SUPPLIED DATA:
* * * *
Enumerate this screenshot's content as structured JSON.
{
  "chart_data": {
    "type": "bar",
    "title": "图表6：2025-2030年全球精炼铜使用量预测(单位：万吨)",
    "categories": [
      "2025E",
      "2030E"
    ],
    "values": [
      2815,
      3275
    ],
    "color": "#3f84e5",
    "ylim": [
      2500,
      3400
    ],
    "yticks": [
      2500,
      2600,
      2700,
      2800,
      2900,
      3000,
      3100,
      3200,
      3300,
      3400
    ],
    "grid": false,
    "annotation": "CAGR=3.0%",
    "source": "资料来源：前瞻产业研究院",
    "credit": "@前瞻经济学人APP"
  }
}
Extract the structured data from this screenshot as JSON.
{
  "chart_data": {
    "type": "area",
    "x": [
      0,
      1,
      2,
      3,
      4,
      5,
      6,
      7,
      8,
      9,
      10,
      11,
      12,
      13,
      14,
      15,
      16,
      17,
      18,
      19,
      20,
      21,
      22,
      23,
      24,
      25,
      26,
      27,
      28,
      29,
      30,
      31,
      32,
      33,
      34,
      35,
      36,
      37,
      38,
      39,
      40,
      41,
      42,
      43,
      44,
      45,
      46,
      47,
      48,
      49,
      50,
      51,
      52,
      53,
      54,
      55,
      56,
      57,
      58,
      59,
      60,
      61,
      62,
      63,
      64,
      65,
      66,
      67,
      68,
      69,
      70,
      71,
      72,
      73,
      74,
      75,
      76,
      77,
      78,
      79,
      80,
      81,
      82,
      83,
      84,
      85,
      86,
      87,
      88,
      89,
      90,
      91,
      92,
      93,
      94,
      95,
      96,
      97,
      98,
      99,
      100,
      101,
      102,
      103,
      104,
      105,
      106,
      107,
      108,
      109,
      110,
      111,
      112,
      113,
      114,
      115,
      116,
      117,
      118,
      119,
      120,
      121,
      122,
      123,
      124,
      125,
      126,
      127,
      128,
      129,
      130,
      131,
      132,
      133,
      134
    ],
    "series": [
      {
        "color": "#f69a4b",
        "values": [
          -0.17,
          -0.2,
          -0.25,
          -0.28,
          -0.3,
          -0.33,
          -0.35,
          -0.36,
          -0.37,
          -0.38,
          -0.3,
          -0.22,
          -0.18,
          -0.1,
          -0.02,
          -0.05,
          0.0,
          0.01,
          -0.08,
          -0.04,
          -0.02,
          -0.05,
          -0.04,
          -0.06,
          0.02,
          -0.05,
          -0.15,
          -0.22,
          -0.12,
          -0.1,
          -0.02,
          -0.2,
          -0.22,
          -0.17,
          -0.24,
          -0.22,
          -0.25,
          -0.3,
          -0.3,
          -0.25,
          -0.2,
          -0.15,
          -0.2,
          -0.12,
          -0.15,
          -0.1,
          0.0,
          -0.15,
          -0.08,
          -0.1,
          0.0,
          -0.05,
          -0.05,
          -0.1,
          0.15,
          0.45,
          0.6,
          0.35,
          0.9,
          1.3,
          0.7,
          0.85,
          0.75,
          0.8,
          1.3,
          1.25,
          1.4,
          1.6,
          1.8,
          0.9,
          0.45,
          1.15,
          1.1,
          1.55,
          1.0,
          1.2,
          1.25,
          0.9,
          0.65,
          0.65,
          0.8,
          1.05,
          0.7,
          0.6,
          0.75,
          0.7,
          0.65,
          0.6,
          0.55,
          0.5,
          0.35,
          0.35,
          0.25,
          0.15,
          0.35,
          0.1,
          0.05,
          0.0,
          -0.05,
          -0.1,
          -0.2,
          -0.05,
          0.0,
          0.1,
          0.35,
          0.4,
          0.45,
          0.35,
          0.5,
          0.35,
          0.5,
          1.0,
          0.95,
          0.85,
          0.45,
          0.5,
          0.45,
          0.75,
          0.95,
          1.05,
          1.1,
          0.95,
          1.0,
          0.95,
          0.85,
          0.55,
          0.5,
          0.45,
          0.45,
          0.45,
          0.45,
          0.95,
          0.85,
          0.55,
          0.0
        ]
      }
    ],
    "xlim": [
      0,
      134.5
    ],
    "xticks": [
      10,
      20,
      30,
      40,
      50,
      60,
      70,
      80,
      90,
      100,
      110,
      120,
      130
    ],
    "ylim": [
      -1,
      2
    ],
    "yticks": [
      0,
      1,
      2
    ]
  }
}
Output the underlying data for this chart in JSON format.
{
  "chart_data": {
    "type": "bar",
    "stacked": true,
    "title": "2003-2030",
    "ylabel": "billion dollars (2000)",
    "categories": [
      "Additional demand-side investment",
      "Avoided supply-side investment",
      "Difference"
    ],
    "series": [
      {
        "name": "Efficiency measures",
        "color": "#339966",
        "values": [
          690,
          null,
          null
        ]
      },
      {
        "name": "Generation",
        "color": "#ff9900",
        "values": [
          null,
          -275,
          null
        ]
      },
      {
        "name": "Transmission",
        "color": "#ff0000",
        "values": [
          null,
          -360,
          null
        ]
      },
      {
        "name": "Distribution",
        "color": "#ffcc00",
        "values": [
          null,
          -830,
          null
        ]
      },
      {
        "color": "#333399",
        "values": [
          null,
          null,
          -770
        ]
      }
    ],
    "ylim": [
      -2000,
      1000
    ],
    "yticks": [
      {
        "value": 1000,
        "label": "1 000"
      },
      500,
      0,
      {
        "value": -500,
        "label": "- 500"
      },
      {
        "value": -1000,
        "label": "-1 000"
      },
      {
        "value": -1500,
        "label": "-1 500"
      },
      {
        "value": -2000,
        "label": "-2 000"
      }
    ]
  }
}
* * * *
WHAT YOU NEED TO DO:
Collect the lines of the data that carry the word "JSON".

WRITTEN RESPONSE:
Enumerate this screenshot's content as structured JSON.
Extract the structured data from this screenshot as JSON.
Output the underlying data for this chart in JSON format.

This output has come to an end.